====== Records shown ======

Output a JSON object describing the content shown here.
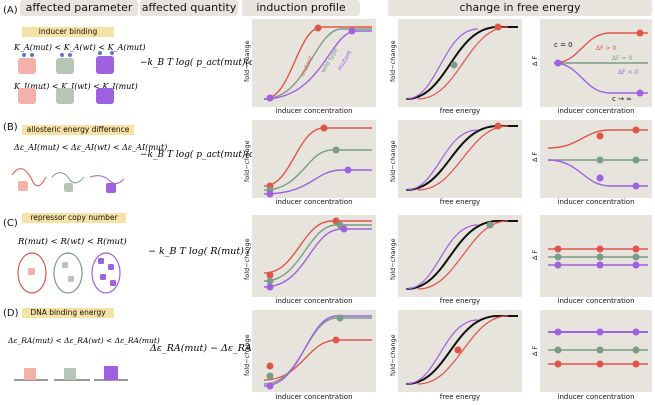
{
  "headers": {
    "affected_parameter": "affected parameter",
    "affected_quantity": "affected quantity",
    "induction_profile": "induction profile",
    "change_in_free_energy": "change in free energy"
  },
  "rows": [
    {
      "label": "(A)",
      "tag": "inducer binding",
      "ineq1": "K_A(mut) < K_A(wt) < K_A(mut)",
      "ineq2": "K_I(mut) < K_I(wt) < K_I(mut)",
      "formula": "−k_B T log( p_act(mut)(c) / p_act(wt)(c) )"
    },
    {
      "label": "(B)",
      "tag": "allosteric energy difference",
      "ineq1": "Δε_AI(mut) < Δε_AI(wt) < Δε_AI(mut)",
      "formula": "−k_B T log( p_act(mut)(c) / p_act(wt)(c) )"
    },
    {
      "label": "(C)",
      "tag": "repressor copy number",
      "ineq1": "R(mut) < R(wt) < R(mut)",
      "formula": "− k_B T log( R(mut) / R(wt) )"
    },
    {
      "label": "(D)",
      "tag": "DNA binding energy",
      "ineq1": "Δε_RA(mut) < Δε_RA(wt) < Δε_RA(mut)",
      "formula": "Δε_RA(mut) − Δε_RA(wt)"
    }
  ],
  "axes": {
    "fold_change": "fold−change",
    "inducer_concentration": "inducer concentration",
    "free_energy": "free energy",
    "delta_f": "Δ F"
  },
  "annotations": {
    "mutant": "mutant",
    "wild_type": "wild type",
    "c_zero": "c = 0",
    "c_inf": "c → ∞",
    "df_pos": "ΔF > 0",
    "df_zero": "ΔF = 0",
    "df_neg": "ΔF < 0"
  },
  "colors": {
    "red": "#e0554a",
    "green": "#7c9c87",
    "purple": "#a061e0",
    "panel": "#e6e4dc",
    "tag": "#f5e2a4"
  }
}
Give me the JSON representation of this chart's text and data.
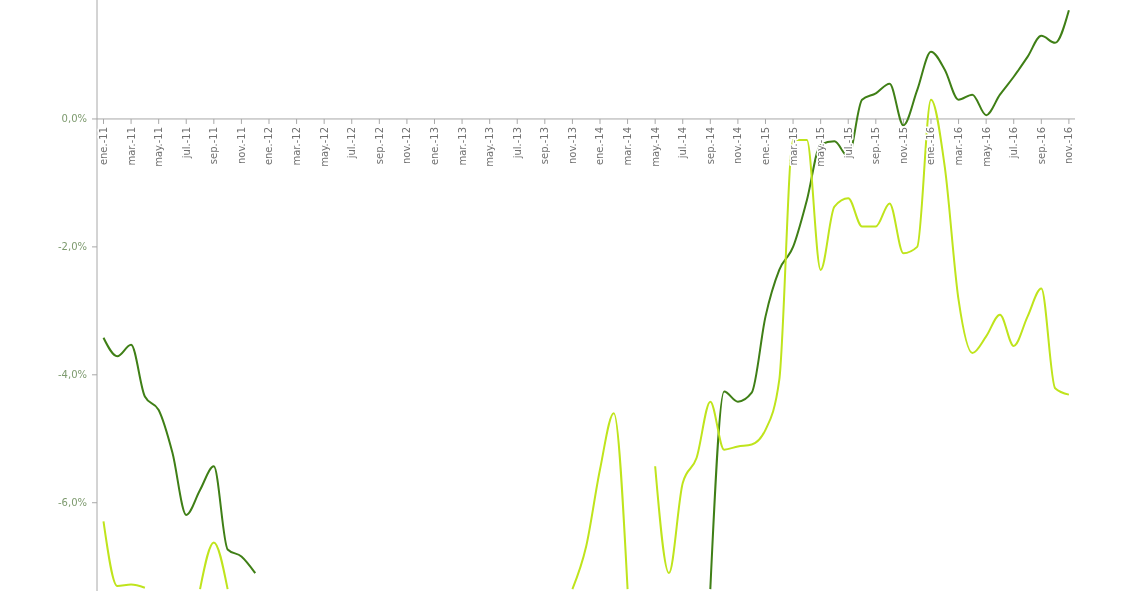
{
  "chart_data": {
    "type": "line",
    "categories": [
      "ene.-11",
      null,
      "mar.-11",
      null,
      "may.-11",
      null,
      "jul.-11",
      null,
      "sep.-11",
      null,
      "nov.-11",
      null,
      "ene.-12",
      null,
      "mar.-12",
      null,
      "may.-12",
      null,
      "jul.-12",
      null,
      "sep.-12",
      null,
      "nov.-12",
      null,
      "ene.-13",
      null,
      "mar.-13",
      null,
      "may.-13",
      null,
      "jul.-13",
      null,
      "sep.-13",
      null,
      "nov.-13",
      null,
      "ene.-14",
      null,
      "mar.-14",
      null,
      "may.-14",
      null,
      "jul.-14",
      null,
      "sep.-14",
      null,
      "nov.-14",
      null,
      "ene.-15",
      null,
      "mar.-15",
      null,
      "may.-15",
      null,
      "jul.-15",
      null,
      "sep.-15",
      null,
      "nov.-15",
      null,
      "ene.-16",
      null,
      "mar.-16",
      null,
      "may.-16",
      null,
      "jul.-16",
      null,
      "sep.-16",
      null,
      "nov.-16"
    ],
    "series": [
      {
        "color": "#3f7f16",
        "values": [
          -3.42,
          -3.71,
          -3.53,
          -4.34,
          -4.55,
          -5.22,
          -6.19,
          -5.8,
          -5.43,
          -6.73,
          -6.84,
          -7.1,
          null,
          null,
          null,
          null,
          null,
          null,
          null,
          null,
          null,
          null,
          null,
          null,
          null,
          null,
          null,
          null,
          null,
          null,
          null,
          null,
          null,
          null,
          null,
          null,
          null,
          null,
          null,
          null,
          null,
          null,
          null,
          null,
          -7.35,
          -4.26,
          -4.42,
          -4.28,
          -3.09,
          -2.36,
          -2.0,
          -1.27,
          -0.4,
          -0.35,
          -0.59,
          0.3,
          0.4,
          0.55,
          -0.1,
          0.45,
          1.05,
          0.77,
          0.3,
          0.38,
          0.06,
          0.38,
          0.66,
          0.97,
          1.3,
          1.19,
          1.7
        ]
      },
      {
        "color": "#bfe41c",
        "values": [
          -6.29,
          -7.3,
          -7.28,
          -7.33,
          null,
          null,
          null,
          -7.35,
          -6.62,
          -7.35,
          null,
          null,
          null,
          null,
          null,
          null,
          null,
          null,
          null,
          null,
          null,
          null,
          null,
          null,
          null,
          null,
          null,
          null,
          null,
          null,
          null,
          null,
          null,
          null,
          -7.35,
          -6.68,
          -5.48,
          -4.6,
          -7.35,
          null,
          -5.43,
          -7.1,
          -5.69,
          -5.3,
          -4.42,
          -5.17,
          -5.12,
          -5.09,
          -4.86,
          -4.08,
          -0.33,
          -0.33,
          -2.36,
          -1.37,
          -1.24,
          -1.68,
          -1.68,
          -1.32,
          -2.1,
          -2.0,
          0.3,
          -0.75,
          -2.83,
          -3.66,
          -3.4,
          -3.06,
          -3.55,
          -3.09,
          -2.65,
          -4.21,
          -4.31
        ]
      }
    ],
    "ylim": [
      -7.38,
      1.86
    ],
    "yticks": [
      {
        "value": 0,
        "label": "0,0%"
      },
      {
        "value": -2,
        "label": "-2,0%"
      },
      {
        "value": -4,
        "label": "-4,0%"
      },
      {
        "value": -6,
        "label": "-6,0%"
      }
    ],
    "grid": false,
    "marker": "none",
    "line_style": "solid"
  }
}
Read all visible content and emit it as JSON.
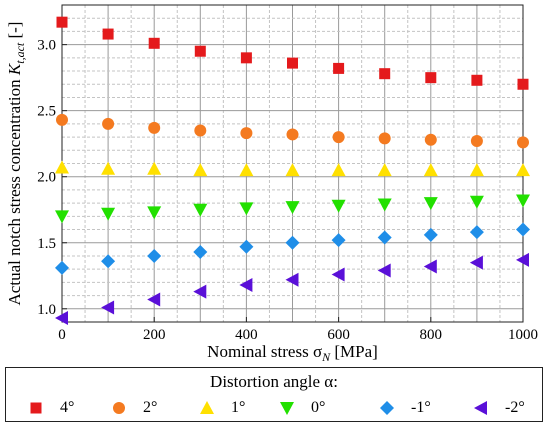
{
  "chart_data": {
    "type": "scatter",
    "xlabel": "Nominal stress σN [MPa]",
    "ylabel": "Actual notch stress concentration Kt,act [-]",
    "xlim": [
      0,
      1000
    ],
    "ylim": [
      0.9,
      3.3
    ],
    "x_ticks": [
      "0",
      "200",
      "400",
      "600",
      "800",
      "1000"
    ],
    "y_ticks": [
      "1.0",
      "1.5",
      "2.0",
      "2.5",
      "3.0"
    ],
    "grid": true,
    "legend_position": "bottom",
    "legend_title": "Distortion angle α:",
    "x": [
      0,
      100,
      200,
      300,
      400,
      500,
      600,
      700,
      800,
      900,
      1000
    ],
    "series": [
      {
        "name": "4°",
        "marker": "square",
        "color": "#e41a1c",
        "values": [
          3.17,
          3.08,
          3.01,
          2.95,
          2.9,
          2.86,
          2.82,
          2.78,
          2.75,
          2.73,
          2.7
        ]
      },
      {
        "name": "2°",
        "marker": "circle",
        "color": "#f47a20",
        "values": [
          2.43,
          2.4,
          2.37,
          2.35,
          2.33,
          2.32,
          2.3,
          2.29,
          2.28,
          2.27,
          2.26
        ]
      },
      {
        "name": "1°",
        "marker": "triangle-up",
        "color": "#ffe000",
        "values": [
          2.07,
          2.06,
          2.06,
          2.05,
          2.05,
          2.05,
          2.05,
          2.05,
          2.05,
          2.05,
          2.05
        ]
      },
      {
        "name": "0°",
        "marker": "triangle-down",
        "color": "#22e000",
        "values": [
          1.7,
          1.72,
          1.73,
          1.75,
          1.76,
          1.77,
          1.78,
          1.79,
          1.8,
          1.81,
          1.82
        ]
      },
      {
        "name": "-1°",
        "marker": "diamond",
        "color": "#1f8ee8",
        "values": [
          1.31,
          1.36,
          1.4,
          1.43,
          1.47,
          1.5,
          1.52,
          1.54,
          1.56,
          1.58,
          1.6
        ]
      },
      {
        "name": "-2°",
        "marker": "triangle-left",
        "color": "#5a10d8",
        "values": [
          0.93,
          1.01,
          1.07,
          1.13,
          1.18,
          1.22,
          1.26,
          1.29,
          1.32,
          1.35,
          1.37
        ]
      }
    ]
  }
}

======

== What is expected ==
Check each line above for "inducer" and return the ones that have it.

== Worked solution ==
      "tag": "inducer binding",
    "inducer_concentration": "inducer concentration",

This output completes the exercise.